YOUR INSTRUCTIONS
Copy the data that follows, character for character, minus the pictures.

____ AVAILABLE RECORDS

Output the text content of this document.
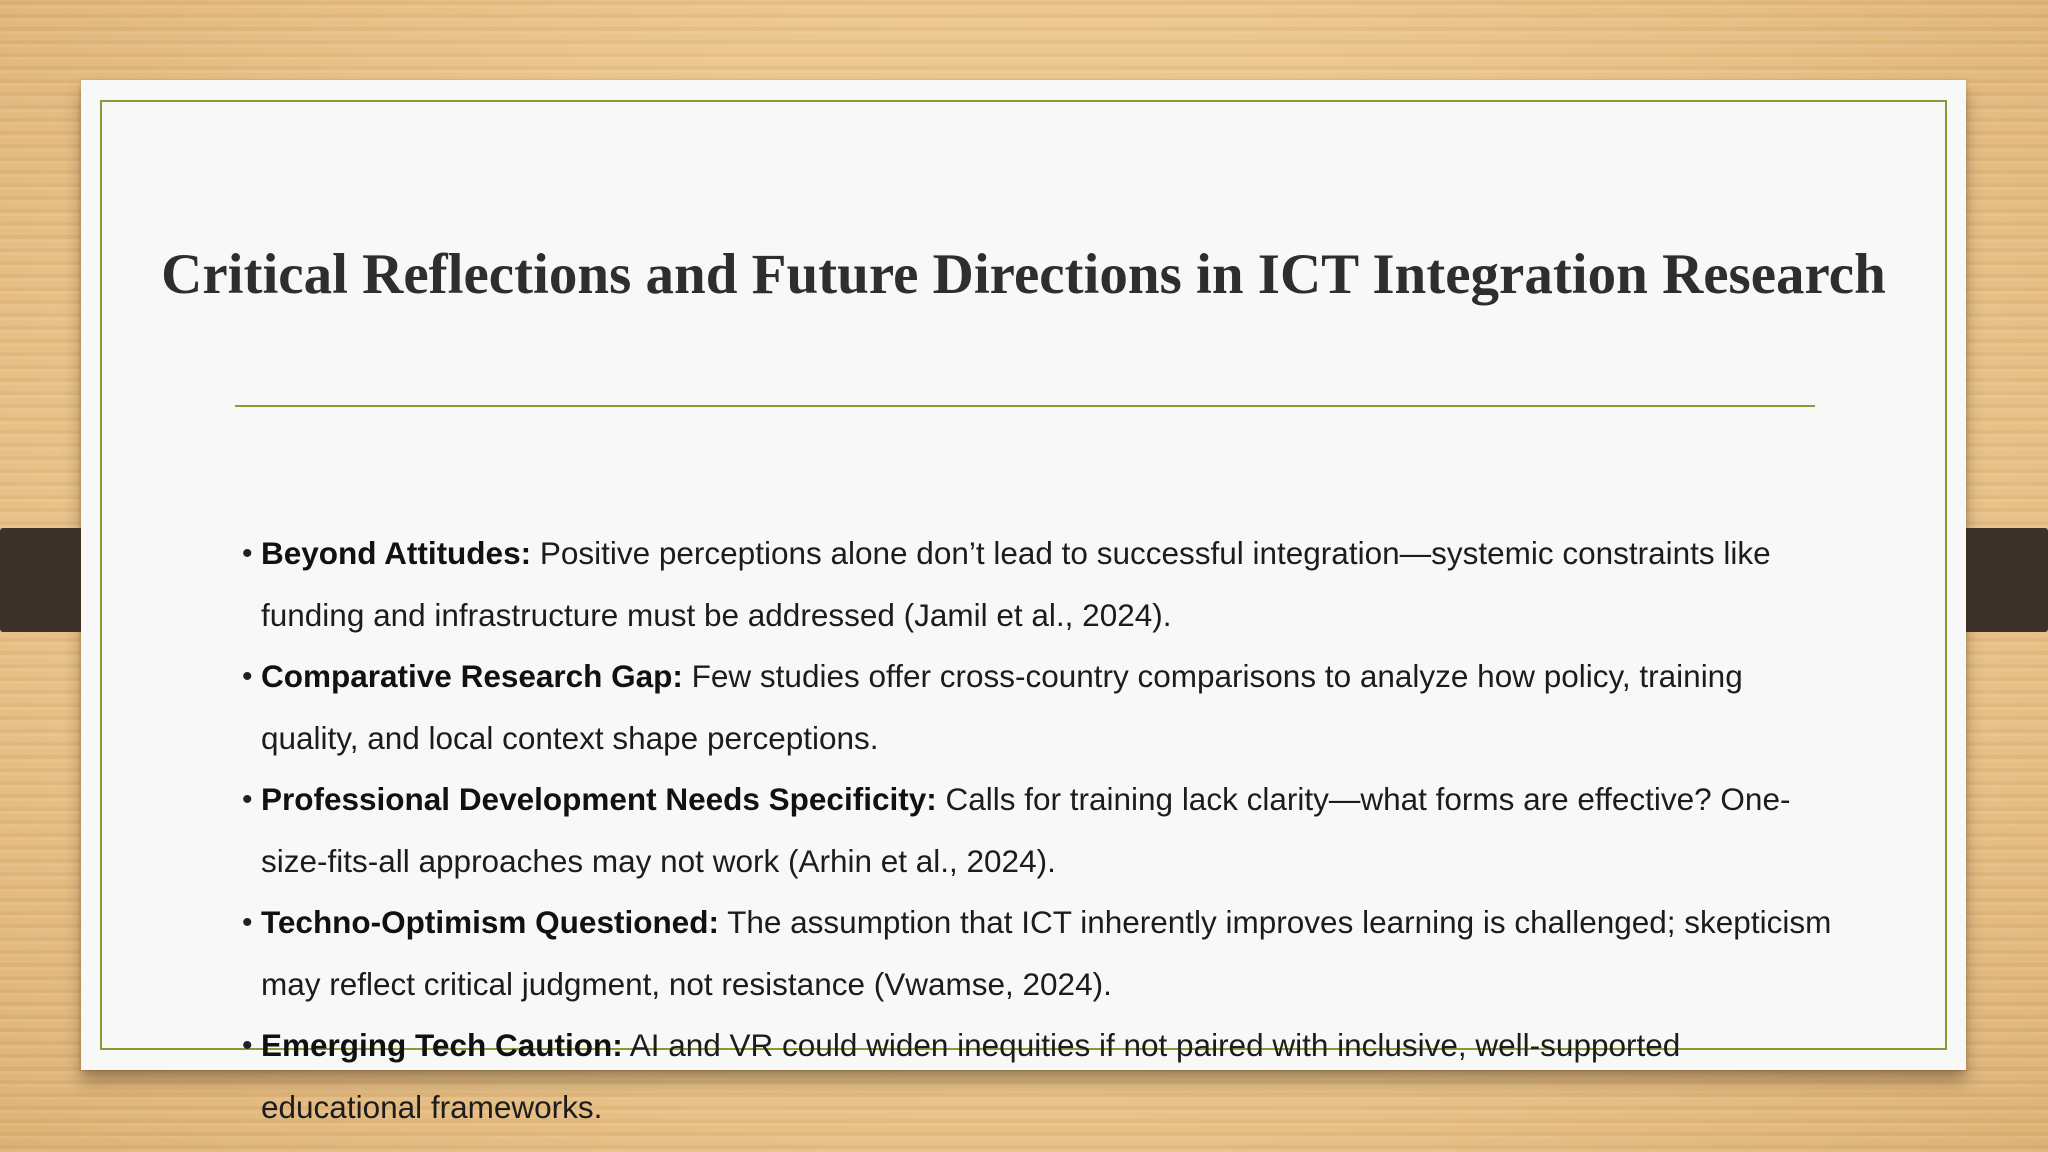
Critical Reflections and Future Directions in ICT Integration Research
• Beyond Attitudes: Positive perceptions alone don’t lead to successful integration—systemic constraints like
funding and infrastructure must be addressed (Jamil et al., 2024).
• Comparative Research Gap: Few studies offer cross-country comparisons to analyze how policy, training
quality, and local context shape perceptions.
• Professional Development Needs Specificity: Calls for training lack clarity—what forms are effective? One-
size-fits-all approaches may not work (Arhin et al., 2024).
• Techno-Optimism Questioned: The assumption that ICT inherently improves learning is challenged; skepticism
may reflect critical judgment, not resistance (Vwamse, 2024).
• Emerging Tech Caution: AI and VR could widen inequities if not paired with inclusive, well-supported
educational frameworks.
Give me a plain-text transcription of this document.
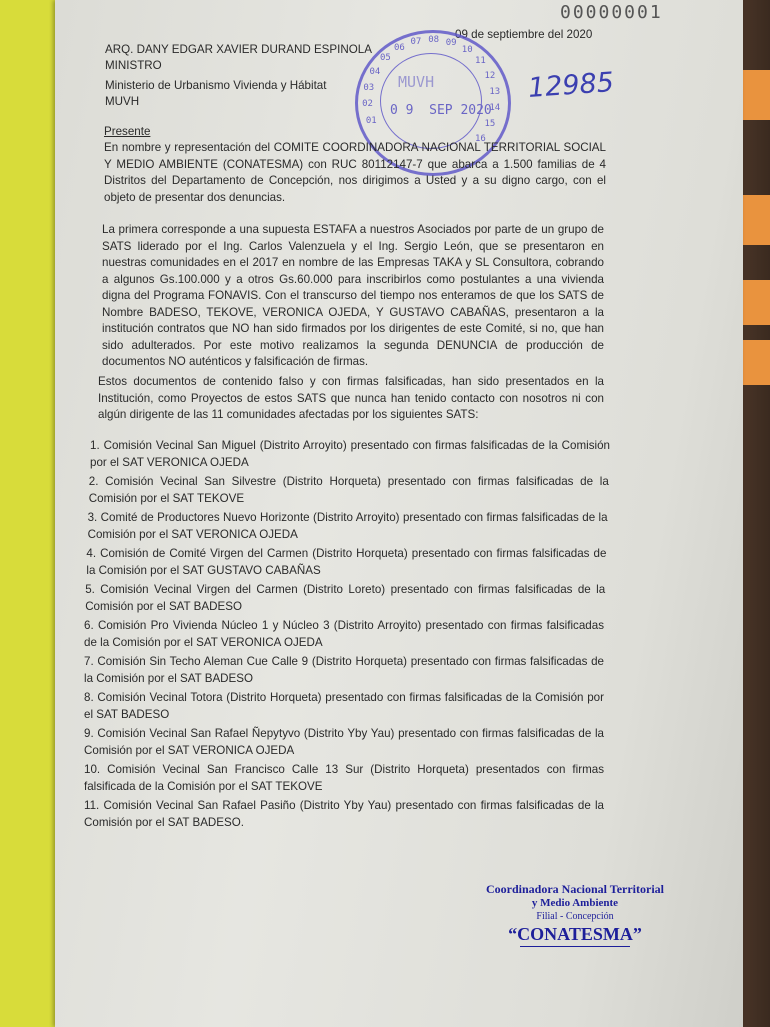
00000001
09 de septiembre del 2020
ARQ. DANY EDGAR XAVIER DURAND ESPINOLA
MINISTRO
Ministerio de Urbanismo Vivienda y Hábitat
MUVH
MUVH
0 9  SEP 2020
01
02
03
04
05
06
07 08 09
10
11
12
13
14
15
16
12985
Presente
En nombre y representación del COMITE COORDINADORA NACIONAL TERRITORIAL SOCIAL Y MEDIO AMBIENTE (CONATESMA) con RUC 80112147-7 que abarca a 1.500 familias de 4 Distritos del Departamento de Concepción, nos dirigimos a Usted y a su digno cargo, con el objeto de presentar dos denuncias.
La primera corresponde a una supuesta ESTAFA a nuestros Asociados por parte de un grupo de SATS liderado por el Ing. Carlos Valenzuela y el Ing. Sergio León, que se presentaron en nuestras comunidades en el 2017 en nombre de las Empresas TAKA y SL Consultora, cobrando a algunos Gs.100.000 y a otros Gs.60.000 para inscribirlos como postulantes a una vivienda digna del Programa FONAVIS. Con el transcurso del tiempo nos enteramos de que los SATS de Nombre BADESO, TEKOVE, VERONICA OJEDA, Y GUSTAVO CABAÑAS, presentaron a la institución contratos que NO han sido firmados por los dirigentes de este Comité, si no, que han sido adulterados. Por este motivo realizamos la segunda DENUNCIA de producción de documentos NO auténticos y falsificación de firmas.
Estos documentos de contenido falso y con firmas falsificadas, han sido presentados en la Institución, como Proyectos de estos SATS que nunca han tenido contacto con nosotros ni con algún dirigente de las 11 comunidades afectadas por los siguientes SATS:
1. Comisión Vecinal San Miguel (Distrito Arroyito) presentado con firmas falsificadas de la Comisión por el SAT VERONICA OJEDA
2. Comisión Vecinal San Silvestre (Distrito Horqueta) presentado con firmas falsificadas de la Comisión por el SAT TEKOVE
3. Comité de Productores Nuevo Horizonte (Distrito Arroyito) presentado con firmas falsificadas de la Comisión por el SAT VERONICA OJEDA
4. Comisión de Comité Virgen del Carmen (Distrito Horqueta) presentado con firmas falsificadas de la Comisión por el SAT GUSTAVO CABAÑAS
5. Comisión Vecinal Virgen del Carmen (Distrito Loreto) presentado con firmas falsificadas de la Comisión por el SAT BADESO
6. Comisión Pro Vivienda Núcleo 1 y Núcleo 3 (Distrito Arroyito) presentado con firmas falsificadas de la Comisión por el SAT VERONICA OJEDA
7. Comisión Sin Techo Aleman Cue Calle 9 (Distrito Horqueta) presentado con firmas falsificadas de la Comisión por el SAT BADESO
8. Comisión Vecinal Totora (Distrito Horqueta) presentado con firmas falsificadas de la Comisión por el SAT BADESO
9. Comisión Vecinal San Rafael Ñepytyvo (Distrito Yby Yau) presentado con firmas falsificadas de la Comisión por el SAT VERONICA OJEDA
10. Comisión Vecinal San Francisco Calle 13 Sur (Distrito Horqueta) presentados con firmas falsificada de la Comisión por el SAT TEKOVE
11. Comisión Vecinal San Rafael Pasiño (Distrito Yby Yau) presentado con firmas falsificadas de la Comisión por el SAT BADESO.
Coordinadora Nacional Territorial
y Medio Ambiente
Filial - Concepción
“CONATESMA”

________

RESPONSE TO THE TASK
Output the text content of this document.
Critical Reflections and Future Directions in ICT Integration Research
• Beyond Attitudes: Positive perceptions alone don’t lead to successful integration—systemic constraints like
funding and infrastructure must be addressed (Jamil et al., 2024).
• Comparative Research Gap: Few studies offer cross-country comparisons to analyze how policy, training
quality, and local context shape perceptions.
• Professional Development Needs Specificity: Calls for training lack clarity—what forms are effective? One-
size-fits-all approaches may not work (Arhin et al., 2024).
• Techno-Optimism Questioned: The assumption that ICT inherently improves learning is challenged; skepticism
may reflect critical judgment, not resistance (Vwamse, 2024).
• Emerging Tech Caution: AI and VR could widen inequities if not paired with inclusive, well-supported
educational frameworks.
Give me a plain-text transcription of this document.
00000001
09 de septiembre del 2020
ARQ. DANY EDGAR XAVIER DURAND ESPINOLA
MINISTRO
Ministerio de Urbanismo Vivienda y Hábitat
MUVH
MUVH
0 9  SEP 2020
01
02
03
04
05
06
07 08 09
10
11
12
13
14
15
16
12985
Presente
En nombre y representación del COMITE COORDINADORA NACIONAL TERRITORIAL SOCIAL Y MEDIO AMBIENTE (CONATESMA) con RUC 80112147-7 que abarca a 1.500 familias de 4 Distritos del Departamento de Concepción, nos dirigimos a Usted y a su digno cargo, con el objeto de presentar dos denuncias.
La primera corresponde a una supuesta ESTAFA a nuestros Asociados por parte de un grupo de SATS liderado por el Ing. Carlos Valenzuela y el Ing. Sergio León, que se presentaron en nuestras comunidades en el 2017 en nombre de las Empresas TAKA y SL Consultora, cobrando a algunos Gs.100.000 y a otros Gs.60.000 para inscribirlos como postulantes a una vivienda digna del Programa FONAVIS. Con el transcurso del tiempo nos enteramos de que los SATS de Nombre BADESO, TEKOVE, VERONICA OJEDA, Y GUSTAVO CABAÑAS, presentaron a la institución contratos que NO han sido firmados por los dirigentes de este Comité, si no, que han sido adulterados. Por este motivo realizamos la segunda DENUNCIA de producción de documentos NO auténticos y falsificación de firmas.
Estos documentos de contenido falso y con firmas falsificadas, han sido presentados en la Institución, como Proyectos de estos SATS que nunca han tenido contacto con nosotros ni con algún dirigente de las 11 comunidades afectadas por los siguientes SATS:
1. Comisión Vecinal San Miguel (Distrito Arroyito) presentado con firmas falsificadas de la Comisión por el SAT VERONICA OJEDA
2. Comisión Vecinal San Silvestre (Distrito Horqueta) presentado con firmas falsificadas de la Comisión por el SAT TEKOVE
3. Comité de Productores Nuevo Horizonte (Distrito Arroyito) presentado con firmas falsificadas de la Comisión por el SAT VERONICA OJEDA
4. Comisión de Comité Virgen del Carmen (Distrito Horqueta) presentado con firmas falsificadas de la Comisión por el SAT GUSTAVO CABAÑAS
5. Comisión Vecinal Virgen del Carmen (Distrito Loreto) presentado con firmas falsificadas de la Comisión por el SAT BADESO
6. Comisión Pro Vivienda Núcleo 1 y Núcleo 3 (Distrito Arroyito) presentado con firmas falsificadas de la Comisión por el SAT VERONICA OJEDA
7. Comisión Sin Techo Aleman Cue Calle 9 (Distrito Horqueta) presentado con firmas falsificadas de la Comisión por el SAT BADESO
8. Comisión Vecinal Totora (Distrito Horqueta) presentado con firmas falsificadas de la Comisión por el SAT BADESO
9. Comisión Vecinal San Rafael Ñepytyvo (Distrito Yby Yau) presentado con firmas falsificadas de la Comisión por el SAT VERONICA OJEDA
10. Comisión Vecinal San Francisco Calle 13 Sur (Distrito Horqueta) presentados con firmas falsificada de la Comisión por el SAT TEKOVE
11. Comisión Vecinal San Rafael Pasiño (Distrito Yby Yau) presentado con firmas falsificadas de la Comisión por el SAT BADESO.
Coordinadora Nacional Territorial
y Medio Ambiente
Filial - Concepción
“CONATESMA”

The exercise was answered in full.